Carbon Relay’s team of data scientists and engineers started chipping away at the problem four years ago. At the time, Carbon Relay was operating as an AI-focused research and development lab, but Provo made the strategic decision to shift into stealth mode while the company focused on commercializing a datacenter solution.
Carbon Relay offers two products: Optimize and Predict.
The former creates a “digital twin” of the datacenter in just 48 hours, fully simulating the environment to spec. It’s a largely automatic process — customers need only upload blueprints and an electrical layout of the datacenter. Then Carbon Relay’s AI agents get to work, factoring in hundreds of decisions across 40 variables and tapping deep reinforcement learning (an AI training technique that uses a system of rewards to drive agents toward specific goals) to produce both short- and long-term efficiency gains and cost savings.
Predict, meanwhile, leverages historical temperature, power level, and airflow rate data to orient its models for power usage effectiveness (a ratio describing how much energy is used by the computing equipment in contrast to cooling and other overhead) and to forecast sensor readings for the next hour, day, or week.
It’s a lot like how other companies are using AI to manage datacenter cooling controls. In a blog post in August, Google said it had turned over management of cooling controls to a recommender system it developed with DeepMind, its U.K.-based AI research subsidiary. The cloud-hosted AI grabs data from the thousands of sensors in the datacenter and feeds it into a deep neural network, which takes into account energy consumption and safety constraints before deciding on a course of action.
Provo claims that Carbon Relay’s platform can achieve energy cost savings 5 times higher than those available with traditional products. And he says that with Optimize most customers begin to see efficiency gains within a week of implementing the system’s recommendations, which takes an average of 12 weeks.
“Each datacenter is unique and enormously complex, requiring its own approach to managing energy use over time. The Carbon Relay team is comprised of people who are passionate about creating a solution that will adapt to the needs of every large datacenter, creating a tangible and rapid impact on the way these organizations do business. It’s an exciting time to bring Carbon Relay’s solutions to a broader range of enterprises.”

Set problem a: Reproduce word for word the part of the listing that opens with the line containing "cell[interactable] (287, 383, 397, 406)" and closes with the line containing "cell[interactable] (20, 406, 92, 429)", including both of those lines.
The listing is unrelated to the article on Carbon Relay.

Data to use:
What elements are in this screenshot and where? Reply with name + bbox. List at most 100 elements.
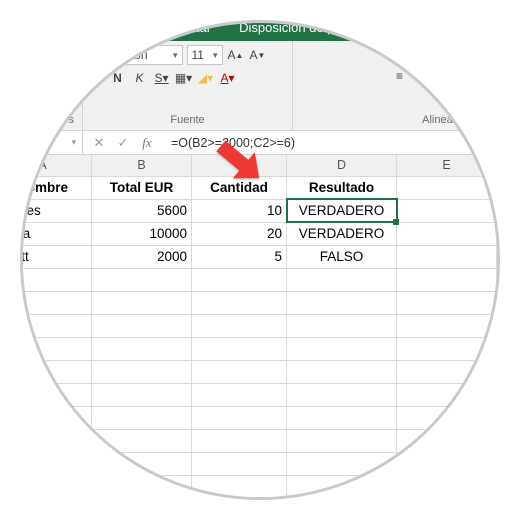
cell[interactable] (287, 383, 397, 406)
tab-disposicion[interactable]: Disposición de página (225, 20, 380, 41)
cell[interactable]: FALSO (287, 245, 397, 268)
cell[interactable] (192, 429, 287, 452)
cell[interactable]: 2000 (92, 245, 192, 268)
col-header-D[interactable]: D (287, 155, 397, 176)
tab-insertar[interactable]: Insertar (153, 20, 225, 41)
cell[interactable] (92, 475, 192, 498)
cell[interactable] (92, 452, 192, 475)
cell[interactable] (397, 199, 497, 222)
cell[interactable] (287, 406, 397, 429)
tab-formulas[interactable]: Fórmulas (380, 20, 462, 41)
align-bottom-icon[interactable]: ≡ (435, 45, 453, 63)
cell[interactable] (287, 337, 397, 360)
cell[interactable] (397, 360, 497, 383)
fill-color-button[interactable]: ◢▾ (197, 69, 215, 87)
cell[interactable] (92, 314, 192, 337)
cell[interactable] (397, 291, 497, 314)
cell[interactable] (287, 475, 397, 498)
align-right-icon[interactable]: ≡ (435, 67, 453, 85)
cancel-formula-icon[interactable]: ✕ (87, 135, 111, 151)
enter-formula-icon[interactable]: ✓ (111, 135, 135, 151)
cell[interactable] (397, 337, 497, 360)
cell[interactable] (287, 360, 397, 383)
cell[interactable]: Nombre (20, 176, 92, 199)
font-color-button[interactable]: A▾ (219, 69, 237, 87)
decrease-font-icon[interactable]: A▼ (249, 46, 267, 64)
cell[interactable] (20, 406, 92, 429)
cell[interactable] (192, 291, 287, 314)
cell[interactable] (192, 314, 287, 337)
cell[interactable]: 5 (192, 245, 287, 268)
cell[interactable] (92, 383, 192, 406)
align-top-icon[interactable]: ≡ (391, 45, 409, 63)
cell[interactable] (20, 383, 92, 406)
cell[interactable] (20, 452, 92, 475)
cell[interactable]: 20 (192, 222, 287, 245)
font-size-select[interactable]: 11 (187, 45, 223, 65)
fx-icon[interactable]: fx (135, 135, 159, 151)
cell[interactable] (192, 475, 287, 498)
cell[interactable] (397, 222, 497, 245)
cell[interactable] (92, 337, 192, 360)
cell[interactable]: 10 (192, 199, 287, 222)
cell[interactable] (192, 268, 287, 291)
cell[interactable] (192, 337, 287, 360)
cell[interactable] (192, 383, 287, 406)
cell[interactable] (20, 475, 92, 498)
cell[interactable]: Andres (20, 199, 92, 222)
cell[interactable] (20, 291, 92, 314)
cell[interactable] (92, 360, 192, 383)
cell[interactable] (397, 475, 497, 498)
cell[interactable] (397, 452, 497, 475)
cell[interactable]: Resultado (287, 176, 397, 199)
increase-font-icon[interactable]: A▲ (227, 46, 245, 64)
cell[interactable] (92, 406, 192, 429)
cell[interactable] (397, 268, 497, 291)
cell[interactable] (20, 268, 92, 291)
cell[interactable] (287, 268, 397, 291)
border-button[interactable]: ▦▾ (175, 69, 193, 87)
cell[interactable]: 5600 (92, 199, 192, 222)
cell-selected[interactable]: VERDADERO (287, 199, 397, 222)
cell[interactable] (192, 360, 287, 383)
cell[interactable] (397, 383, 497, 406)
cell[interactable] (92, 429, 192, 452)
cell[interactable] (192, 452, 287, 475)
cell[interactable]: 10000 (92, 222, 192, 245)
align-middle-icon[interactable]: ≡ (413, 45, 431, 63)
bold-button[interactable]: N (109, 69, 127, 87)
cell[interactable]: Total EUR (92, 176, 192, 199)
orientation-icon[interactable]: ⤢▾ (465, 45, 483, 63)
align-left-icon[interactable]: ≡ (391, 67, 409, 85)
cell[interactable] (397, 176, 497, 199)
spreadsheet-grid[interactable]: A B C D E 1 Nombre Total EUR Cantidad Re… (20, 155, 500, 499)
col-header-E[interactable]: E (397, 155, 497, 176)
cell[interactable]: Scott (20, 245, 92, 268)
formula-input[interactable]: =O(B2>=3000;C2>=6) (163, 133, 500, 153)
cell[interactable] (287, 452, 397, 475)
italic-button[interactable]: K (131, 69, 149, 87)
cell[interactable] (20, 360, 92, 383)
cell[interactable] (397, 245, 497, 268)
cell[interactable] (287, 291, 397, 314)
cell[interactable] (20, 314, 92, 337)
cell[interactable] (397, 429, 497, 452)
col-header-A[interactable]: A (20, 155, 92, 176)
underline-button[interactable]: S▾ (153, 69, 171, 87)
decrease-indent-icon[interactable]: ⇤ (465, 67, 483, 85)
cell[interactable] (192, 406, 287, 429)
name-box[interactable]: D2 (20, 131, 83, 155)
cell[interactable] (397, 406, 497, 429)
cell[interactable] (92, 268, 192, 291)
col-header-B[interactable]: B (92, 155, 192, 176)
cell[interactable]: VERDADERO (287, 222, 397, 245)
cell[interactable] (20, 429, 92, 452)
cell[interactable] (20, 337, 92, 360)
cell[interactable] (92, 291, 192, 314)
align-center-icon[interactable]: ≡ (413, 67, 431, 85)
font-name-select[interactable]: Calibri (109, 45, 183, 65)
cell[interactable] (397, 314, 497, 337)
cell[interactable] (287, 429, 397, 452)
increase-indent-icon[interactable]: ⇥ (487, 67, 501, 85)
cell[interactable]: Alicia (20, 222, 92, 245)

Set problem b: Write out verbatim the part of the article on Carbon Relay that opens with the words containing "Predict, meanwhile, leverages" and closes with "course of action.".

Reply a:
cell[interactable] (287, 383, 397, 406)
tab-disposicion[interactable]: Disposición de página (225, 20, 380, 41)
cell[interactable]: FALSO (287, 245, 397, 268)
cell[interactable] (192, 429, 287, 452)
cell[interactable]: 2000 (92, 245, 192, 268)
col-header-D[interactable]: D (287, 155, 397, 176)
tab-insertar[interactable]: Insertar (153, 20, 225, 41)
cell[interactable] (92, 475, 192, 498)
cell[interactable] (92, 452, 192, 475)
cell[interactable] (397, 199, 497, 222)
cell[interactable] (287, 406, 397, 429)
tab-formulas[interactable]: Fórmulas (380, 20, 462, 41)
align-bottom-icon[interactable]: ≡ (435, 45, 453, 63)
cell[interactable] (287, 337, 397, 360)
cell[interactable] (397, 360, 497, 383)
fill-color-button[interactable]: ◢▾ (197, 69, 215, 87)
cell[interactable] (92, 314, 192, 337)
cell[interactable] (397, 291, 497, 314)
cell[interactable] (287, 475, 397, 498)
align-right-icon[interactable]: ≡ (435, 67, 453, 85)
cancel-formula-icon[interactable]: ✕ (87, 135, 111, 151)
enter-formula-icon[interactable]: ✓ (111, 135, 135, 151)
cell[interactable] (397, 337, 497, 360)
cell[interactable] (287, 360, 397, 383)
cell[interactable]: Nombre (20, 176, 92, 199)
font-color-button[interactable]: A▾ (219, 69, 237, 87)
decrease-font-icon[interactable]: A▼ (249, 46, 267, 64)
cell[interactable] (20, 406, 92, 429)

Reply b:
Predict, meanwhile, leverages historical temperature, power level, and airflow rate data to orient its models for power usage effectiveness (a ratio describing how much energy is used by the computing equipment in contrast to cooling and other overhead) and to forecast sensor readings for the next hour, day, or week.
It’s a lot like how other companies are using AI to manage datacenter cooling controls. In a blog post in August, Google said it had turned over management of cooling controls to a recommender system it developed with DeepMind, its U.K.-based AI research subsidiary. The cloud-hosted AI grabs data from the thousands of sensors in the datacenter and feeds it into a deep neural network, which takes into account energy consumption and safety constraints before deciding on a course of action.